Faithfully return all lines, omitting every embedded picture.

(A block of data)
_ _ _ _ _

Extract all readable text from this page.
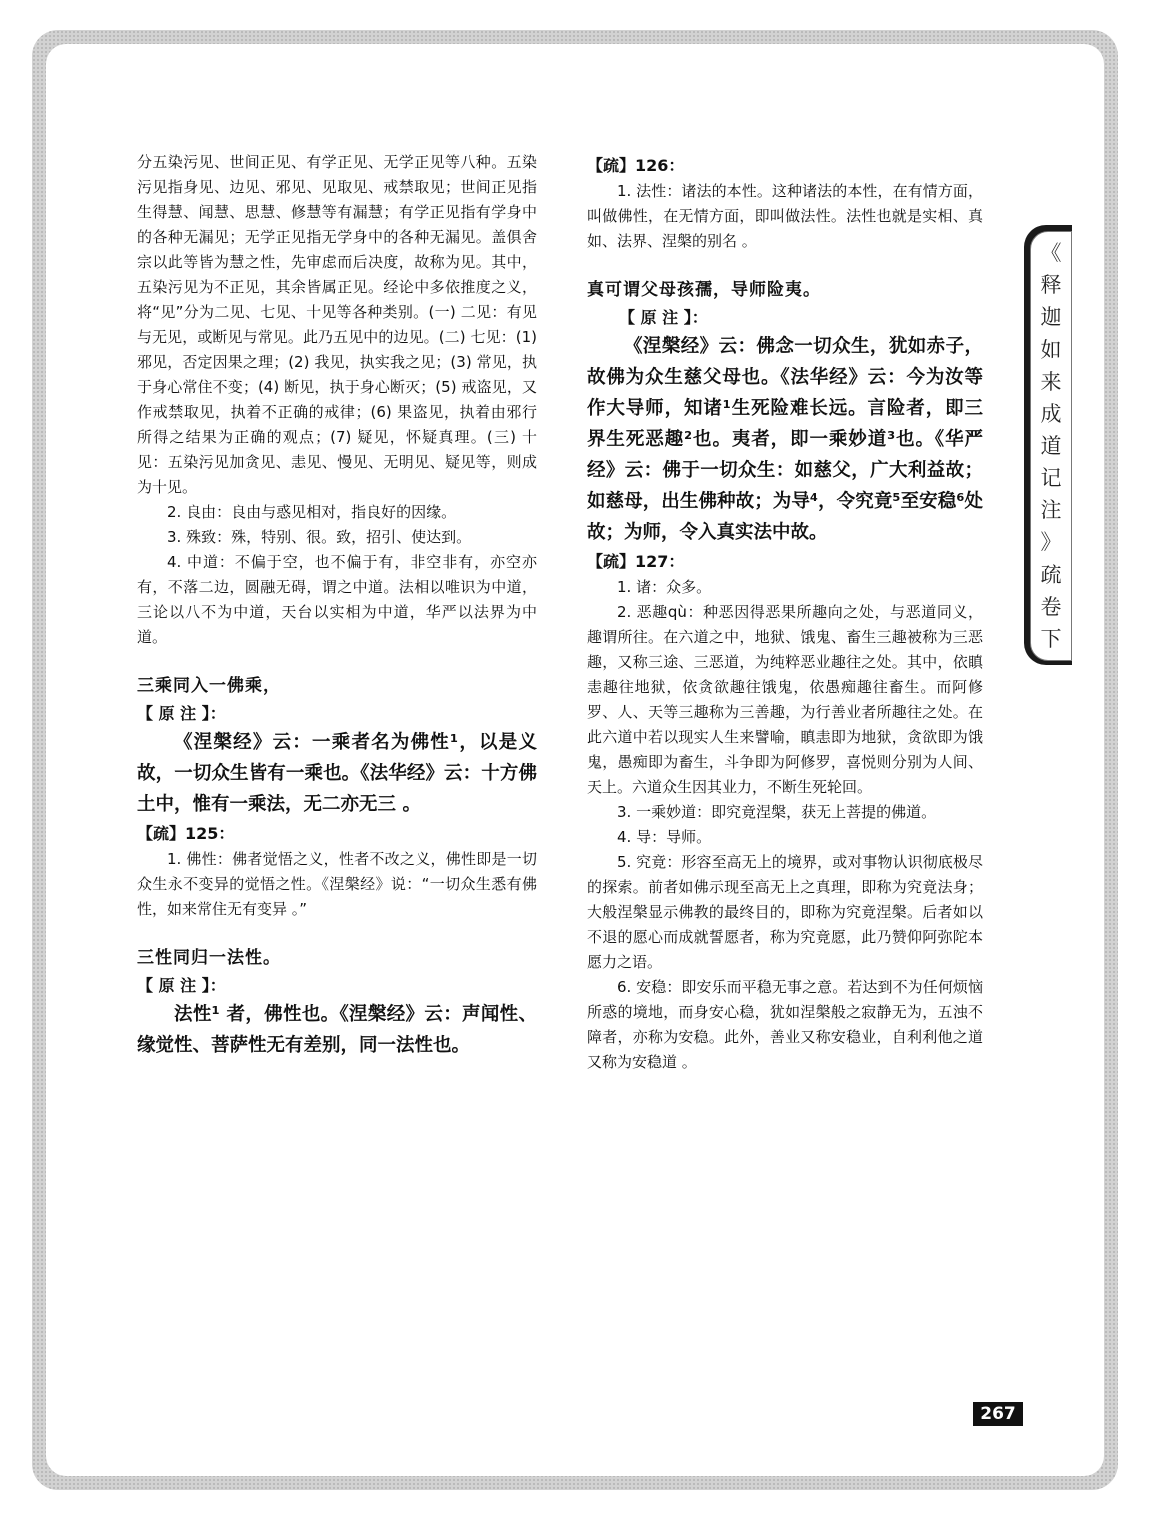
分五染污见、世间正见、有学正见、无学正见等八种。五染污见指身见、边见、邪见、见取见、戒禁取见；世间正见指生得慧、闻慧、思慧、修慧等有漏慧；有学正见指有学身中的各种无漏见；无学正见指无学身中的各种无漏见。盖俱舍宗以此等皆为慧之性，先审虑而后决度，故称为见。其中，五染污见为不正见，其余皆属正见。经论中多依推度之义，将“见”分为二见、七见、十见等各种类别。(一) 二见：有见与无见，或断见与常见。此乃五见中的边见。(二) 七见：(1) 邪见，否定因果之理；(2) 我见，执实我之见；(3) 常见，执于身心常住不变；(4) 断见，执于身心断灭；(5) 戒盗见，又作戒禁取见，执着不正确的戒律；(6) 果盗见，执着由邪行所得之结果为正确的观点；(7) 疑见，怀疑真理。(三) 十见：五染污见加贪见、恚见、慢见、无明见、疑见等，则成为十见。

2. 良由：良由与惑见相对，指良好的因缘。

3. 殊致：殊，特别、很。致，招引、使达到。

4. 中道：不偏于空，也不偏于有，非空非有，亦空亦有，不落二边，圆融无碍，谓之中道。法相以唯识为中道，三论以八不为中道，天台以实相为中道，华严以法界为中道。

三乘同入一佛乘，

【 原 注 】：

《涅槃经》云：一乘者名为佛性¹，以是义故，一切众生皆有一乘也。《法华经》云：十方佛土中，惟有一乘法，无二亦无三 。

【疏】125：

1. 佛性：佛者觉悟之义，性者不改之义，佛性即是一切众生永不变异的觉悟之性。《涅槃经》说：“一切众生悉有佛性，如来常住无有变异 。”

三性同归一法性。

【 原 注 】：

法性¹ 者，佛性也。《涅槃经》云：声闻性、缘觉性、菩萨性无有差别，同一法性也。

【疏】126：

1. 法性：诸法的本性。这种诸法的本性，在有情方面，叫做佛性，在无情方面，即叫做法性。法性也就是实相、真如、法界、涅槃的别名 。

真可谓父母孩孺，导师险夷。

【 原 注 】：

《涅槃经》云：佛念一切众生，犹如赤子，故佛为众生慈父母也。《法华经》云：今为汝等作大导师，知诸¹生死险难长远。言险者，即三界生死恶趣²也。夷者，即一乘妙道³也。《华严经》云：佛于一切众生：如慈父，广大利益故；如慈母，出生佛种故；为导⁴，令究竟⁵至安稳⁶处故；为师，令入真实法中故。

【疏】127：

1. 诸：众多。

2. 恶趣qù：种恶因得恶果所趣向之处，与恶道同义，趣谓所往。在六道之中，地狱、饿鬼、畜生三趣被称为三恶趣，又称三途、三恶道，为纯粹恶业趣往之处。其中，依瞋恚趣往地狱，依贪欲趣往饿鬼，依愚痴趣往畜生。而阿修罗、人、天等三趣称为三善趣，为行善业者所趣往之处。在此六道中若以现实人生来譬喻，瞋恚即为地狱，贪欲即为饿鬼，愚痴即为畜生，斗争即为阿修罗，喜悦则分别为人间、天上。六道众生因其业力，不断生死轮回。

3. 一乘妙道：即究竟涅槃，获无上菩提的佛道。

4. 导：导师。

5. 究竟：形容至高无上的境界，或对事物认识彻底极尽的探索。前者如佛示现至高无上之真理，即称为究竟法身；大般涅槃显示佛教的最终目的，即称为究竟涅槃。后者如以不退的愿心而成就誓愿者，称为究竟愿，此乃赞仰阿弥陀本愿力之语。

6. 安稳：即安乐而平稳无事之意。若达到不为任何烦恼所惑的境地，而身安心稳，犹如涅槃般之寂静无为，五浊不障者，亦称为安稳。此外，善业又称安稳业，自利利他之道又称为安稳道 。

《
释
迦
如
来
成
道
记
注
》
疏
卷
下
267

_ _ _ _ _

> **SOLUTION TO THE PROBLEM**
Extract all readable text from this page.
分五染污见、世间正见、有学正见、无学正见等八种。五染污见指身见、边见、邪见、见取见、戒禁取见；世间正见指生得慧、闻慧、思慧、修慧等有漏慧；有学正见指有学身中的各种无漏见；无学正见指无学身中的各种无漏见。盖俱舍宗以此等皆为慧之性，先审虑而后决度，故称为见。其中，五染污见为不正见，其余皆属正见。经论中多依推度之义，将“见”分为二见、七见、十见等各种类别。(一) 二见：有见与无见，或断见与常见。此乃五见中的边见。(二) 七见：(1) 邪见，否定因果之理；(2) 我见，执实我之见；(3) 常见，执于身心常住不变；(4) 断见，执于身心断灭；(5) 戒盗见，又作戒禁取见，执着不正确的戒律；(6) 果盗见，执着由邪行所得之结果为正确的观点；(7) 疑见，怀疑真理。(三) 十见：五染污见加贪见、恚见、慢见、无明见、疑见等，则成为十见。

2. 良由：良由与惑见相对，指良好的因缘。

3. 殊致：殊，特别、很。致，招引、使达到。

4. 中道：不偏于空，也不偏于有，非空非有，亦空亦有，不落二边，圆融无碍，谓之中道。法相以唯识为中道，三论以八不为中道，天台以实相为中道，华严以法界为中道。

三乘同入一佛乘，

【 原 注 】：

《涅槃经》云：一乘者名为佛性¹，以是义故，一切众生皆有一乘也。《法华经》云：十方佛土中，惟有一乘法，无二亦无三 。

【疏】125：

1. 佛性：佛者觉悟之义，性者不改之义，佛性即是一切众生永不变异的觉悟之性。《涅槃经》说：“一切众生悉有佛性，如来常住无有变异 。”

三性同归一法性。

【 原 注 】：

法性¹ 者，佛性也。《涅槃经》云：声闻性、缘觉性、菩萨性无有差别，同一法性也。

【疏】126：

1. 法性：诸法的本性。这种诸法的本性，在有情方面，叫做佛性，在无情方面，即叫做法性。法性也就是实相、真如、法界、涅槃的别名 。

真可谓父母孩孺，导师险夷。

【 原 注 】：

《涅槃经》云：佛念一切众生，犹如赤子，故佛为众生慈父母也。《法华经》云：今为汝等作大导师，知诸¹生死险难长远。言险者，即三界生死恶趣²也。夷者，即一乘妙道³也。《华严经》云：佛于一切众生：如慈父，广大利益故；如慈母，出生佛种故；为导⁴，令究竟⁵至安稳⁶处故；为师，令入真实法中故。

【疏】127：

1. 诸：众多。

2. 恶趣qù：种恶因得恶果所趣向之处，与恶道同义，趣谓所往。在六道之中，地狱、饿鬼、畜生三趣被称为三恶趣，又称三途、三恶道，为纯粹恶业趣往之处。其中，依瞋恚趣往地狱，依贪欲趣往饿鬼，依愚痴趣往畜生。而阿修罗、人、天等三趣称为三善趣，为行善业者所趣往之处。在此六道中若以现实人生来譬喻，瞋恚即为地狱，贪欲即为饿鬼，愚痴即为畜生，斗争即为阿修罗，喜悦则分别为人间、天上。六道众生因其业力，不断生死轮回。

3. 一乘妙道：即究竟涅槃，获无上菩提的佛道。

4. 导：导师。

5. 究竟：形容至高无上的境界，或对事物认识彻底极尽的探索。前者如佛示现至高无上之真理，即称为究竟法身；大般涅槃显示佛教的最终目的，即称为究竟涅槃。后者如以不退的愿心而成就誓愿者，称为究竟愿，此乃赞仰阿弥陀本愿力之语。

6. 安稳：即安乐而平稳无事之意。若达到不为任何烦恼所惑的境地，而身安心稳，犹如涅槃般之寂静无为，五浊不障者，亦称为安稳。此外，善业又称安稳业，自利利他之道又称为安稳道 。

《
释
迦
如
来
成
道
记
注
》
疏
卷
下
267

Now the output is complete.